• **STATED EXERCISE**: Reproduce the following material exactly, including every line.

** Start **

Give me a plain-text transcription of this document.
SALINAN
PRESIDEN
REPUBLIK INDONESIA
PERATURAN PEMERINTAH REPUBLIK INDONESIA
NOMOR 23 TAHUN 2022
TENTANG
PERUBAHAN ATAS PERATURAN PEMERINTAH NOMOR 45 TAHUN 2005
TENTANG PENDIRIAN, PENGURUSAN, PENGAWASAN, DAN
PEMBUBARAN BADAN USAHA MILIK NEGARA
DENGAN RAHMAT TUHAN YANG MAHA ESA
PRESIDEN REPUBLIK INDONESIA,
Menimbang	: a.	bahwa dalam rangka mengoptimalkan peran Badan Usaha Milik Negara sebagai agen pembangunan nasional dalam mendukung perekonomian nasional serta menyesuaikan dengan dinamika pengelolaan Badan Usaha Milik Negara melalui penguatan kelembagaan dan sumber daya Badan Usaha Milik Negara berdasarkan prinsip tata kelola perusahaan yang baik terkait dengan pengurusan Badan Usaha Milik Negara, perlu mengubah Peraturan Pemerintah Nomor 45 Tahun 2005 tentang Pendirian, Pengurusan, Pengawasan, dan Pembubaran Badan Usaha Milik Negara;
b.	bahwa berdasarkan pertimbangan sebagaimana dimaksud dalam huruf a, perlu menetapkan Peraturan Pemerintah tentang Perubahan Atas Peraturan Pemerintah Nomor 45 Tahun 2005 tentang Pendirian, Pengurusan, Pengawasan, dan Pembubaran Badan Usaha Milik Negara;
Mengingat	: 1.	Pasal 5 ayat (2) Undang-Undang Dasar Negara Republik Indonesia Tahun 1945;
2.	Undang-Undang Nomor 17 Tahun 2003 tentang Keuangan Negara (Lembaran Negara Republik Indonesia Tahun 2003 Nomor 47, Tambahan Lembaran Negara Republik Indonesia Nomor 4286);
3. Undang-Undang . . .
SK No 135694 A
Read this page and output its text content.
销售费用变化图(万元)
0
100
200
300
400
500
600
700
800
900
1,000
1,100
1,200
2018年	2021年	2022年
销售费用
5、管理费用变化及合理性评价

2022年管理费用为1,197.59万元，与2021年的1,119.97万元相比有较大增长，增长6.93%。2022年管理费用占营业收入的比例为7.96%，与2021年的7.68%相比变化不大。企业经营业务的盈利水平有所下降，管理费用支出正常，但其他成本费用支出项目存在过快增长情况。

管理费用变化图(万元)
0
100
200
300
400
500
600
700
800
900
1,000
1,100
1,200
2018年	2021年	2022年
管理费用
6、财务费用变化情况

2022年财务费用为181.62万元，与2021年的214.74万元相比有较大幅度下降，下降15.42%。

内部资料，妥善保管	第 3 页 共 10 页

** End **

• **TASK RESPONSE**:
Give me a plain-text transcription of this document.
SALINAN
PRESIDEN
REPUBLIK INDONESIA
PERATURAN PEMERINTAH REPUBLIK INDONESIA
NOMOR 23 TAHUN 2022
TENTANG
PERUBAHAN ATAS PERATURAN PEMERINTAH NOMOR 45 TAHUN 2005
TENTANG PENDIRIAN, PENGURUSAN, PENGAWASAN, DAN
PEMBUBARAN BADAN USAHA MILIK NEGARA
DENGAN RAHMAT TUHAN YANG MAHA ESA
PRESIDEN REPUBLIK INDONESIA,
Menimbang	: a.	bahwa dalam rangka mengoptimalkan peran Badan Usaha Milik Negara sebagai agen pembangunan nasional dalam mendukung perekonomian nasional serta menyesuaikan dengan dinamika pengelolaan Badan Usaha Milik Negara melalui penguatan kelembagaan dan sumber daya Badan Usaha Milik Negara berdasarkan prinsip tata kelola perusahaan yang baik terkait dengan pengurusan Badan Usaha Milik Negara, perlu mengubah Peraturan Pemerintah Nomor 45 Tahun 2005 tentang Pendirian, Pengurusan, Pengawasan, dan Pembubaran Badan Usaha Milik Negara;
b.	bahwa berdasarkan pertimbangan sebagaimana dimaksud dalam huruf a, perlu menetapkan Peraturan Pemerintah tentang Perubahan Atas Peraturan Pemerintah Nomor 45 Tahun 2005 tentang Pendirian, Pengurusan, Pengawasan, dan Pembubaran Badan Usaha Milik Negara;
Mengingat	: 1.	Pasal 5 ayat (2) Undang-Undang Dasar Negara Republik Indonesia Tahun 1945;
2.	Undang-Undang Nomor 17 Tahun 2003 tentang Keuangan Negara (Lembaran Negara Republik Indonesia Tahun 2003 Nomor 47, Tambahan Lembaran Negara Republik Indonesia Nomor 4286);
3. Undang-Undang . . .
SK No 135694 A
Read this page and output its text content.
销售费用变化图(万元)
0
100
200
300
400
500
600
700
800
900
1,000
1,100
1,200
2018年	2021年	2022年
销售费用
5、管理费用变化及合理性评价

2022年管理费用为1,197.59万元，与2021年的1,119.97万元相比有较大增长，增长6.93%。2022年管理费用占营业收入的比例为7.96%，与2021年的7.68%相比变化不大。企业经营业务的盈利水平有所下降，管理费用支出正常，但其他成本费用支出项目存在过快增长情况。

管理费用变化图(万元)
0
100
200
300
400
500
600
700
800
900
1,000
1,100
1,200
2018年	2021年	2022年
管理费用
6、财务费用变化情况

2022年财务费用为181.62万元，与2021年的214.74万元相比有较大幅度下降，下降15.42%。

内部资料，妥善保管	第 3 页 共 10 页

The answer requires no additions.